--- Begin ---
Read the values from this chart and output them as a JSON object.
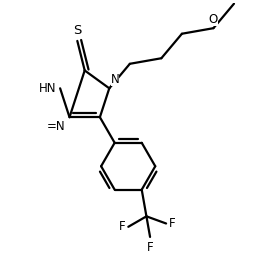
{
  "background_color": "#ffffff",
  "line_color": "#000000",
  "line_width": 1.6,
  "font_size": 8.5,
  "fig_size": [
    2.58,
    2.58
  ],
  "dpi": 100,
  "xlim": [
    0,
    10
  ],
  "ylim": [
    0,
    10
  ]
}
--- End ---
Copy the listing over exactly, skipping the pictures it holds.

Read the values from this chart and output them as a JSON object.
{
  "background_color": "#ffffff",
  "line_color": "#000000",
  "line_width": 1.6,
  "font_size": 8.5,
  "fig_size": [
    2.58,
    2.58
  ],
  "dpi": 100,
  "xlim": [
    0,
    10
  ],
  "ylim": [
    0,
    10
  ]
}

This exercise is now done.